*Written instruction*
The material below should be written out in full and exactly; pictures stay out of the copy.

*Supplied records*
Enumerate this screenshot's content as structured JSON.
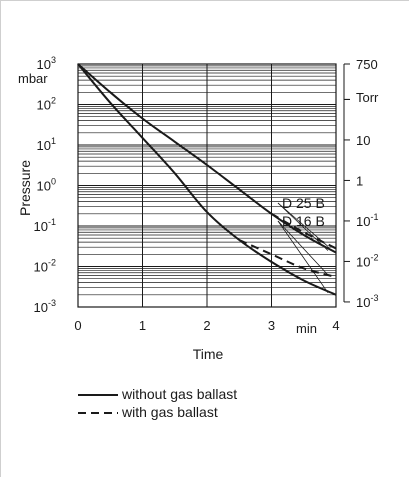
{
  "chart_data": {
    "type": "line",
    "xlabel": "Time",
    "x_unit": "min",
    "ylabel": "Pressure",
    "y_unit_left": "mbar",
    "y_unit_right": "Torr",
    "xlim": [
      0,
      4
    ],
    "ylim_mbar": [
      0.001,
      1000
    ],
    "yscale": "log",
    "grid": true,
    "x_ticks": [
      {
        "value": 0,
        "label": "0"
      },
      {
        "value": 1,
        "label": "1"
      },
      {
        "value": 2,
        "label": "2"
      },
      {
        "value": 3,
        "label": "3"
      },
      {
        "value": 4,
        "label": "4"
      }
    ],
    "y_ticks_left": [
      {
        "value": 1000,
        "base": "10",
        "exp": "3"
      },
      {
        "value": 100,
        "base": "10",
        "exp": "2"
      },
      {
        "value": 10,
        "base": "10",
        "exp": "1"
      },
      {
        "value": 1,
        "base": "10",
        "exp": "0"
      },
      {
        "value": 0.1,
        "base": "10",
        "exp": "-1"
      },
      {
        "value": 0.01,
        "base": "10",
        "exp": "-2"
      },
      {
        "value": 0.001,
        "base": "10",
        "exp": "-3"
      }
    ],
    "y_ticks_right": [
      {
        "torr": 750,
        "base": "750",
        "exp": ""
      },
      {
        "torr": 10,
        "base": "10",
        "exp": ""
      },
      {
        "torr": 1,
        "base": "1",
        "exp": ""
      },
      {
        "torr": 0.1,
        "base": "10",
        "exp": "-1"
      },
      {
        "torr": 0.01,
        "base": "10",
        "exp": "-2"
      },
      {
        "torr": 0.001,
        "base": "10",
        "exp": "-3"
      }
    ],
    "series": [
      {
        "name": "D 25 B",
        "style": "solid",
        "x": [
          0,
          0.5,
          1,
          1.5,
          2,
          2.5,
          3,
          3.5,
          4
        ],
        "y": [
          1000,
          200,
          45,
          12,
          3.2,
          0.8,
          0.2,
          0.06,
          0.022
        ]
      },
      {
        "name": "D 25 B",
        "style": "dashed",
        "x": [
          3,
          3.5,
          4
        ],
        "y": [
          0.2,
          0.07,
          0.028
        ]
      },
      {
        "name": "D 16 B",
        "style": "solid",
        "x": [
          0,
          0.5,
          1,
          1.5,
          2,
          2.5,
          3,
          3.5,
          4
        ],
        "y": [
          1000,
          110,
          15,
          2,
          0.22,
          0.045,
          0.013,
          0.0045,
          0.002
        ]
      },
      {
        "name": "D 16 B",
        "style": "dashed",
        "x": [
          2.5,
          3,
          3.5,
          4
        ],
        "y": [
          0.045,
          0.02,
          0.009,
          0.0055
        ]
      }
    ],
    "curve_labels": [
      {
        "text": "D 25 B",
        "series": "D 25 B"
      },
      {
        "text": "D 16 B",
        "series": "D 16 B"
      }
    ],
    "legend": {
      "placement": "bottom-left",
      "items": [
        {
          "label": "without gas ballast",
          "style": "solid"
        },
        {
          "label": "with gas ballast",
          "style": "dashed"
        }
      ]
    },
    "colors": {
      "line": "#1a1a1a",
      "grid": "#1a1a1a",
      "frame": "#cfcfcf"
    }
  }
}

*Solution to the exercise*
Enumerate this screenshot's content as structured JSON.
{
  "chart_data": {
    "type": "line",
    "xlabel": "Time",
    "x_unit": "min",
    "ylabel": "Pressure",
    "y_unit_left": "mbar",
    "y_unit_right": "Torr",
    "xlim": [
      0,
      4
    ],
    "ylim_mbar": [
      0.001,
      1000
    ],
    "yscale": "log",
    "grid": true,
    "x_ticks": [
      {
        "value": 0,
        "label": "0"
      },
      {
        "value": 1,
        "label": "1"
      },
      {
        "value": 2,
        "label": "2"
      },
      {
        "value": 3,
        "label": "3"
      },
      {
        "value": 4,
        "label": "4"
      }
    ],
    "y_ticks_left": [
      {
        "value": 1000,
        "base": "10",
        "exp": "3"
      },
      {
        "value": 100,
        "base": "10",
        "exp": "2"
      },
      {
        "value": 10,
        "base": "10",
        "exp": "1"
      },
      {
        "value": 1,
        "base": "10",
        "exp": "0"
      },
      {
        "value": 0.1,
        "base": "10",
        "exp": "-1"
      },
      {
        "value": 0.01,
        "base": "10",
        "exp": "-2"
      },
      {
        "value": 0.001,
        "base": "10",
        "exp": "-3"
      }
    ],
    "y_ticks_right": [
      {
        "torr": 750,
        "base": "750",
        "exp": ""
      },
      {
        "torr": 10,
        "base": "10",
        "exp": ""
      },
      {
        "torr": 1,
        "base": "1",
        "exp": ""
      },
      {
        "torr": 0.1,
        "base": "10",
        "exp": "-1"
      },
      {
        "torr": 0.01,
        "base": "10",
        "exp": "-2"
      },
      {
        "torr": 0.001,
        "base": "10",
        "exp": "-3"
      }
    ],
    "series": [
      {
        "name": "D 25 B",
        "style": "solid",
        "x": [
          0,
          0.5,
          1,
          1.5,
          2,
          2.5,
          3,
          3.5,
          4
        ],
        "y": [
          1000,
          200,
          45,
          12,
          3.2,
          0.8,
          0.2,
          0.06,
          0.022
        ]
      },
      {
        "name": "D 25 B",
        "style": "dashed",
        "x": [
          3,
          3.5,
          4
        ],
        "y": [
          0.2,
          0.07,
          0.028
        ]
      },
      {
        "name": "D 16 B",
        "style": "solid",
        "x": [
          0,
          0.5,
          1,
          1.5,
          2,
          2.5,
          3,
          3.5,
          4
        ],
        "y": [
          1000,
          110,
          15,
          2,
          0.22,
          0.045,
          0.013,
          0.0045,
          0.002
        ]
      },
      {
        "name": "D 16 B",
        "style": "dashed",
        "x": [
          2.5,
          3,
          3.5,
          4
        ],
        "y": [
          0.045,
          0.02,
          0.009,
          0.0055
        ]
      }
    ],
    "curve_labels": [
      {
        "text": "D 25 B",
        "series": "D 25 B"
      },
      {
        "text": "D 16 B",
        "series": "D 16 B"
      }
    ],
    "legend": {
      "placement": "bottom-left",
      "items": [
        {
          "label": "without gas ballast",
          "style": "solid"
        },
        {
          "label": "with gas ballast",
          "style": "dashed"
        }
      ]
    },
    "colors": {
      "line": "#1a1a1a",
      "grid": "#1a1a1a",
      "frame": "#cfcfcf"
    }
  }
}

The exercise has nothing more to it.